**Input:**
⁂

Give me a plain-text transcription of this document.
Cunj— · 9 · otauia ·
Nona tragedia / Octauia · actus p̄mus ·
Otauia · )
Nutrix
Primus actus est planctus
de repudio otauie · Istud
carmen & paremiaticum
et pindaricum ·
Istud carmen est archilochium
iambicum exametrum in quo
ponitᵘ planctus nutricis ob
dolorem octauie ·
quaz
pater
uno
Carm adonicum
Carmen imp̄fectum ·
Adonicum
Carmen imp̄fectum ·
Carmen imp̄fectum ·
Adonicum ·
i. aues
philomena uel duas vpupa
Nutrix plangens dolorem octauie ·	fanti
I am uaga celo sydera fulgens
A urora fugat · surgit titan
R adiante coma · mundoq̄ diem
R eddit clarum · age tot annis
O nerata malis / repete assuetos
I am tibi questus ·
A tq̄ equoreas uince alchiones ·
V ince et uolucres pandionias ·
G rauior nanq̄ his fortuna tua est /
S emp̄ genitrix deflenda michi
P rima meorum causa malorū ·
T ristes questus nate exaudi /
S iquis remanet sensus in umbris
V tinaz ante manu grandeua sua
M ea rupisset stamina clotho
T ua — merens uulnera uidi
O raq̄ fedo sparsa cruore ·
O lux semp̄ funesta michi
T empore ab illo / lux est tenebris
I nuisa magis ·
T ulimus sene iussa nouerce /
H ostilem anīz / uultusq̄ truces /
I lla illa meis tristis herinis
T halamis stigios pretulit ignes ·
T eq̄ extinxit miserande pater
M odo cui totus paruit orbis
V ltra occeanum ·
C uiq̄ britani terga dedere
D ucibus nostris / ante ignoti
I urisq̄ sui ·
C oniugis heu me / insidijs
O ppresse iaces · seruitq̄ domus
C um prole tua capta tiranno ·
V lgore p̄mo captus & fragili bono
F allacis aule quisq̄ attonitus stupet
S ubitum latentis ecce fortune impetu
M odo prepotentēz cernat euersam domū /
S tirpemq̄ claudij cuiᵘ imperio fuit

⁂

**Task prompt:** Write out the material from the first line to the last, exactly.

**Written response:**
Give me a plain-text transcription of this document.
Cunj— · 9 · otauia ·
Nona tragedia / Octauia · actus p̄mus ·
Otauia · )
Nutrix
Primus actus est planctus
de repudio otauie · Istud
carmen & paremiaticum
et pindaricum ·
Istud carmen est archilochium
iambicum exametrum in quo
ponitᵘ planctus nutricis ob
dolorem octauie ·
quaz
pater
uno
Carm adonicum
Carmen imp̄fectum ·
Adonicum
Carmen imp̄fectum ·
Carmen imp̄fectum ·
Adonicum ·
i. aues
philomena uel duas vpupa
Nutrix plangens dolorem octauie ·	fanti
I am uaga celo sydera fulgens
A urora fugat · surgit titan
R adiante coma · mundoq̄ diem
R eddit clarum · age tot annis
O nerata malis / repete assuetos
I am tibi questus ·
A tq̄ equoreas uince alchiones ·
V ince et uolucres pandionias ·
G rauior nanq̄ his fortuna tua est /
S emp̄ genitrix deflenda michi
P rima meorum causa malorū ·
T ristes questus nate exaudi /
S iquis remanet sensus in umbris
V tinaz ante manu grandeua sua
M ea rupisset stamina clotho
T ua — merens uulnera uidi
O raq̄ fedo sparsa cruore ·
O lux semp̄ funesta michi
T empore ab illo / lux est tenebris
I nuisa magis ·
T ulimus sene iussa nouerce /
H ostilem anīz / uultusq̄ truces /
I lla illa meis tristis herinis
T halamis stigios pretulit ignes ·
T eq̄ extinxit miserande pater
M odo cui totus paruit orbis
V ltra occeanum ·
C uiq̄ britani terga dedere
D ucibus nostris / ante ignoti
I urisq̄ sui ·
C oniugis heu me / insidijs
O ppresse iaces · seruitq̄ domus
C um prole tua capta tiranno ·
V lgore p̄mo captus & fragili bono
F allacis aule quisq̄ attonitus stupet
S ubitum latentis ecce fortune impetu
M odo prepotentēz cernat euersam domū /
S tirpemq̄ claudij cuiᵘ imperio fuit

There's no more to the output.